→ THE REQUEST
Write out each line that follows exactly as it stands, without the pictures.

→ ITEMS

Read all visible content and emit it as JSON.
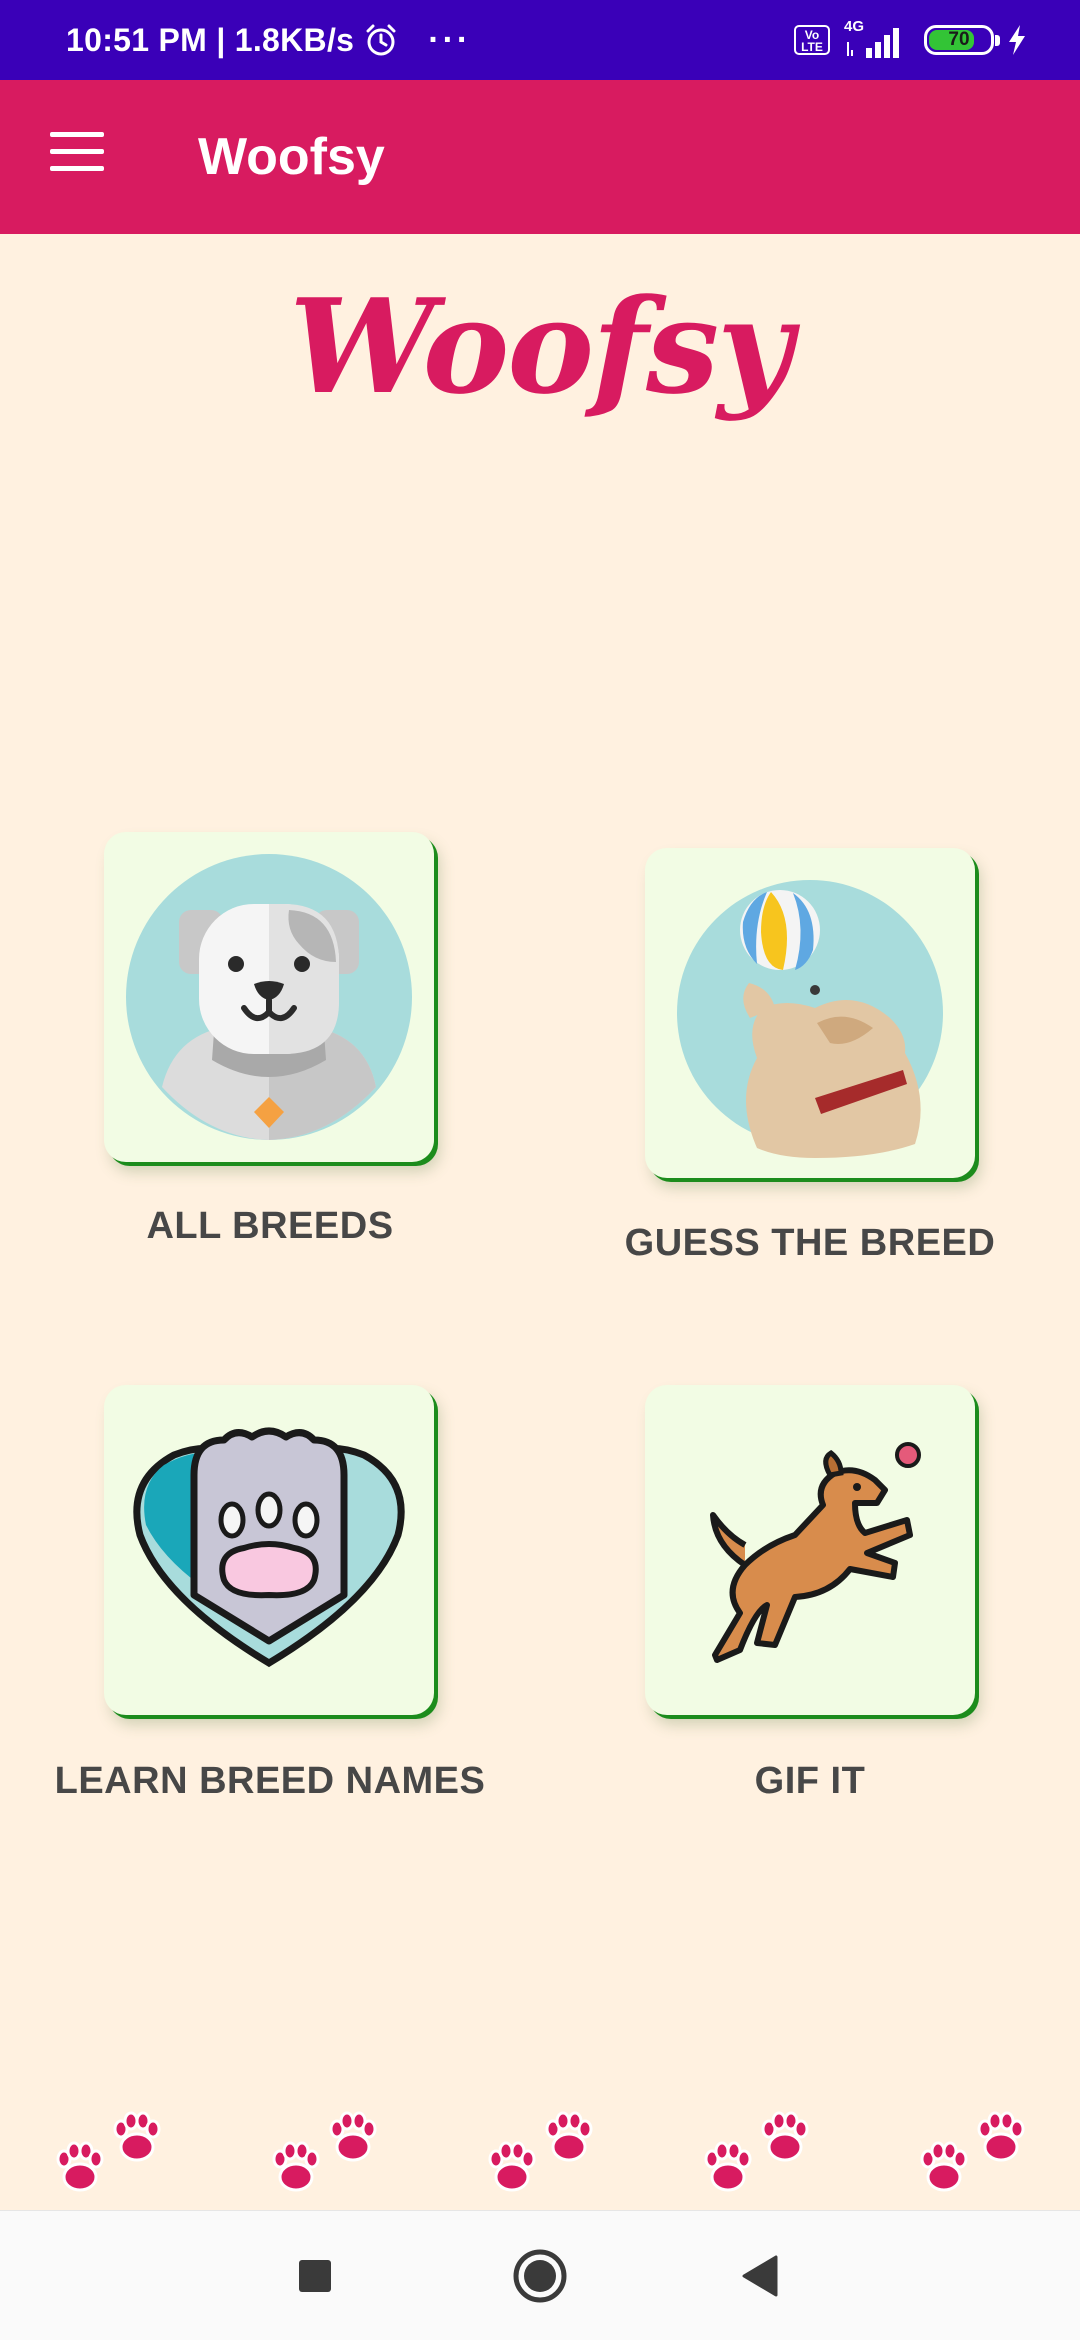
{
  "status_bar": {
    "time_speed": "10:51 PM | 1.8KB/s",
    "more": "···",
    "volte": "Vo LTE",
    "network": "4G",
    "battery": "70"
  },
  "app_bar": {
    "title": "Woofsy"
  },
  "logo": {
    "text": "Woofsy"
  },
  "menu": [
    {
      "label": "ALL BREEDS",
      "icon": "dog-face-icon"
    },
    {
      "label": "GUESS THE BREED",
      "icon": "dog-ball-icon"
    },
    {
      "label": "LEARN BREED NAMES",
      "icon": "paw-heart-icon"
    },
    {
      "label": "GIF IT",
      "icon": "jumping-dog-icon"
    }
  ],
  "colors": {
    "status_bar": "#3a00b8",
    "app_bar": "#d81b60",
    "background": "#fff1e0",
    "card": "#f2fce4",
    "card_border": "#1c8c1c",
    "label": "#474747"
  }
}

→ THE RESULT
Read all visible content and emit it as JSON.
{
  "status_bar": {
    "time_speed": "10:51 PM | 1.8KB/s",
    "more": "···",
    "volte": "Vo LTE",
    "network": "4G",
    "battery": "70"
  },
  "app_bar": {
    "title": "Woofsy"
  },
  "logo": {
    "text": "Woofsy"
  },
  "menu": [
    {
      "label": "ALL BREEDS",
      "icon": "dog-face-icon"
    },
    {
      "label": "GUESS THE BREED",
      "icon": "dog-ball-icon"
    },
    {
      "label": "LEARN BREED NAMES",
      "icon": "paw-heart-icon"
    },
    {
      "label": "GIF IT",
      "icon": "jumping-dog-icon"
    }
  ],
  "colors": {
    "status_bar": "#3a00b8",
    "app_bar": "#d81b60",
    "background": "#fff1e0",
    "card": "#f2fce4",
    "card_border": "#1c8c1c",
    "label": "#474747"
  }
}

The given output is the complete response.